WHAT IS NEEDED:
Exactly reproduce each line of the listing that follows.

Records from a data source:
◇ ◇ ◇ ◇ ◇ ◇ ◇

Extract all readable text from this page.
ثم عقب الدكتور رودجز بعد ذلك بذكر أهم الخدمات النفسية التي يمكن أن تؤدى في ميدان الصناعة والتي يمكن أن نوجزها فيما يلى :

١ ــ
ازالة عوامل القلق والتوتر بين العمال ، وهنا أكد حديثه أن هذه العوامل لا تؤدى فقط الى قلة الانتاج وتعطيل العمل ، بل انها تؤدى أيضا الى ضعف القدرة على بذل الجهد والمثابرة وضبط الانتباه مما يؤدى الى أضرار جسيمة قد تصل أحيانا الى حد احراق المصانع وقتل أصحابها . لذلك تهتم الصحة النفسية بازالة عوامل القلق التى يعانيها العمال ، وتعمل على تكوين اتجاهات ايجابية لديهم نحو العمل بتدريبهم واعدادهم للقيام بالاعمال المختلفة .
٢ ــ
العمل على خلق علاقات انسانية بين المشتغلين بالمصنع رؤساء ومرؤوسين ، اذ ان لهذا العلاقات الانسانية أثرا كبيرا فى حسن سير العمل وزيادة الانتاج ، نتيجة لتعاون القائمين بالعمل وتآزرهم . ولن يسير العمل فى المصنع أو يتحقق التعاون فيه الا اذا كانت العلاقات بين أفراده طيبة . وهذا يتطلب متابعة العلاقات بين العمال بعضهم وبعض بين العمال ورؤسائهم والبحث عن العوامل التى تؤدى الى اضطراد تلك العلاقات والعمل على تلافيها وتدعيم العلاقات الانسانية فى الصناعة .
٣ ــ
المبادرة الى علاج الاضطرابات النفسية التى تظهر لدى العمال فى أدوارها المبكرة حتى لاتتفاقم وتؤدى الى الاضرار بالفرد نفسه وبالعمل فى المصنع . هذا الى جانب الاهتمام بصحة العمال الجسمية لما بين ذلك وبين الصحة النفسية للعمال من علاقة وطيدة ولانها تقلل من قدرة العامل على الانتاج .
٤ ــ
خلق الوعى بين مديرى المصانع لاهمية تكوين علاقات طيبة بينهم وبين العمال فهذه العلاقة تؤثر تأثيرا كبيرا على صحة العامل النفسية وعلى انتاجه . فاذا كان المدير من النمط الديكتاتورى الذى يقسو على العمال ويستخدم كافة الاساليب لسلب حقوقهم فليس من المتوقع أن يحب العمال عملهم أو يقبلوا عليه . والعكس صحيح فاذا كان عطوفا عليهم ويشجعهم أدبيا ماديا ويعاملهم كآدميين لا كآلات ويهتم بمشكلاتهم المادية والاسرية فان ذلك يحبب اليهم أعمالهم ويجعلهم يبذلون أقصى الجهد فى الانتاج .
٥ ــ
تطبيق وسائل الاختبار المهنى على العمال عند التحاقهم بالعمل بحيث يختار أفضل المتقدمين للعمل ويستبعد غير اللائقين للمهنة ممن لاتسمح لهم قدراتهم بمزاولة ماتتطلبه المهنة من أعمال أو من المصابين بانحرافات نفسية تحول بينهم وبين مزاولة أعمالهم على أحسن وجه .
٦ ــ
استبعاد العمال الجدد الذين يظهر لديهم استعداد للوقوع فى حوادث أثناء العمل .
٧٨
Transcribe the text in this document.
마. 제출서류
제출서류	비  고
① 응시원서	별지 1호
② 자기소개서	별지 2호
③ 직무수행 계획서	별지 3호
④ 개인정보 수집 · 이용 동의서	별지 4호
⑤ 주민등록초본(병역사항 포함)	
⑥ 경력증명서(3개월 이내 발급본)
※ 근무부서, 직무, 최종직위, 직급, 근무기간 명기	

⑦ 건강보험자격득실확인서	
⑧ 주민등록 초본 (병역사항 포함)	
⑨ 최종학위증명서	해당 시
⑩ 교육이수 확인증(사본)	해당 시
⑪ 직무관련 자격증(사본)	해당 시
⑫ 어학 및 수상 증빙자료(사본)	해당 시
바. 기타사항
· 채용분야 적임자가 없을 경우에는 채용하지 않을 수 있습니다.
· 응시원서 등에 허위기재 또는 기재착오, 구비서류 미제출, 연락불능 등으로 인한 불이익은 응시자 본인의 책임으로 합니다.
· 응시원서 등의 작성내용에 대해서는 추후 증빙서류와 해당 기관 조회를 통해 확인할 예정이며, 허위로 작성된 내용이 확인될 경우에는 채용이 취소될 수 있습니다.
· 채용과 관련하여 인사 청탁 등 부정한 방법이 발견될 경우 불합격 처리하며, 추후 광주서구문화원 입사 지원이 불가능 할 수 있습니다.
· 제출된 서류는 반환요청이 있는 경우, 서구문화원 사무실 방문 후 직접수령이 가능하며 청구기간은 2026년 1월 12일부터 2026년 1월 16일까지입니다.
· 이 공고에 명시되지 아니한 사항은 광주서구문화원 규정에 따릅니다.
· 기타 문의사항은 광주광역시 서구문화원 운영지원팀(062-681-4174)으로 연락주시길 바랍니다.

◇ ◇ ◇ ◇ ◇ ◇ ◇

THE RESPONSE:
Extract all readable text from this page.
ثم عقب الدكتور رودجز بعد ذلك بذكر أهم الخدمات النفسية التي يمكن أن تؤدى في ميدان الصناعة والتي يمكن أن نوجزها فيما يلى :

١ ــ
ازالة عوامل القلق والتوتر بين العمال ، وهنا أكد حديثه أن هذه العوامل لا تؤدى فقط الى قلة الانتاج وتعطيل العمل ، بل انها تؤدى أيضا الى ضعف القدرة على بذل الجهد والمثابرة وضبط الانتباه مما يؤدى الى أضرار جسيمة قد تصل أحيانا الى حد احراق المصانع وقتل أصحابها . لذلك تهتم الصحة النفسية بازالة عوامل القلق التى يعانيها العمال ، وتعمل على تكوين اتجاهات ايجابية لديهم نحو العمل بتدريبهم واعدادهم للقيام بالاعمال المختلفة .
٢ ــ
العمل على خلق علاقات انسانية بين المشتغلين بالمصنع رؤساء ومرؤوسين ، اذ ان لهذا العلاقات الانسانية أثرا كبيرا فى حسن سير العمل وزيادة الانتاج ، نتيجة لتعاون القائمين بالعمل وتآزرهم . ولن يسير العمل فى المصنع أو يتحقق التعاون فيه الا اذا كانت العلاقات بين أفراده طيبة . وهذا يتطلب متابعة العلاقات بين العمال بعضهم وبعض بين العمال ورؤسائهم والبحث عن العوامل التى تؤدى الى اضطراد تلك العلاقات والعمل على تلافيها وتدعيم العلاقات الانسانية فى الصناعة .
٣ ــ
المبادرة الى علاج الاضطرابات النفسية التى تظهر لدى العمال فى أدوارها المبكرة حتى لاتتفاقم وتؤدى الى الاضرار بالفرد نفسه وبالعمل فى المصنع . هذا الى جانب الاهتمام بصحة العمال الجسمية لما بين ذلك وبين الصحة النفسية للعمال من علاقة وطيدة ولانها تقلل من قدرة العامل على الانتاج .
٤ ــ
خلق الوعى بين مديرى المصانع لاهمية تكوين علاقات طيبة بينهم وبين العمال فهذه العلاقة تؤثر تأثيرا كبيرا على صحة العامل النفسية وعلى انتاجه . فاذا كان المدير من النمط الديكتاتورى الذى يقسو على العمال ويستخدم كافة الاساليب لسلب حقوقهم فليس من المتوقع أن يحب العمال عملهم أو يقبلوا عليه . والعكس صحيح فاذا كان عطوفا عليهم ويشجعهم أدبيا ماديا ويعاملهم كآدميين لا كآلات ويهتم بمشكلاتهم المادية والاسرية فان ذلك يحبب اليهم أعمالهم ويجعلهم يبذلون أقصى الجهد فى الانتاج .
٥ ــ
تطبيق وسائل الاختبار المهنى على العمال عند التحاقهم بالعمل بحيث يختار أفضل المتقدمين للعمل ويستبعد غير اللائقين للمهنة ممن لاتسمح لهم قدراتهم بمزاولة ماتتطلبه المهنة من أعمال أو من المصابين بانحرافات نفسية تحول بينهم وبين مزاولة أعمالهم على أحسن وجه .
٦ ــ
استبعاد العمال الجدد الذين يظهر لديهم استعداد للوقوع فى حوادث أثناء العمل .
٧٨
Transcribe the text in this document.
마. 제출서류
제출서류	비  고
① 응시원서	별지 1호
② 자기소개서	별지 2호
③ 직무수행 계획서	별지 3호
④ 개인정보 수집 · 이용 동의서	별지 4호
⑤ 주민등록초본(병역사항 포함)	
⑥ 경력증명서(3개월 이내 발급본)
※ 근무부서, 직무, 최종직위, 직급, 근무기간 명기	

⑦ 건강보험자격득실확인서	
⑧ 주민등록 초본 (병역사항 포함)	
⑨ 최종학위증명서	해당 시
⑩ 교육이수 확인증(사본)	해당 시
⑪ 직무관련 자격증(사본)	해당 시
⑫ 어학 및 수상 증빙자료(사본)	해당 시
바. 기타사항
· 채용분야 적임자가 없을 경우에는 채용하지 않을 수 있습니다.
· 응시원서 등에 허위기재 또는 기재착오, 구비서류 미제출, 연락불능 등으로 인한 불이익은 응시자 본인의 책임으로 합니다.
· 응시원서 등의 작성내용에 대해서는 추후 증빙서류와 해당 기관 조회를 통해 확인할 예정이며, 허위로 작성된 내용이 확인될 경우에는 채용이 취소될 수 있습니다.
· 채용과 관련하여 인사 청탁 등 부정한 방법이 발견될 경우 불합격 처리하며, 추후 광주서구문화원 입사 지원이 불가능 할 수 있습니다.
· 제출된 서류는 반환요청이 있는 경우, 서구문화원 사무실 방문 후 직접수령이 가능하며 청구기간은 2026년 1월 12일부터 2026년 1월 16일까지입니다.
· 이 공고에 명시되지 아니한 사항은 광주서구문화원 규정에 따릅니다.
· 기타 문의사항은 광주광역시 서구문화원 운영지원팀(062-681-4174)으로 연락주시길 바랍니다.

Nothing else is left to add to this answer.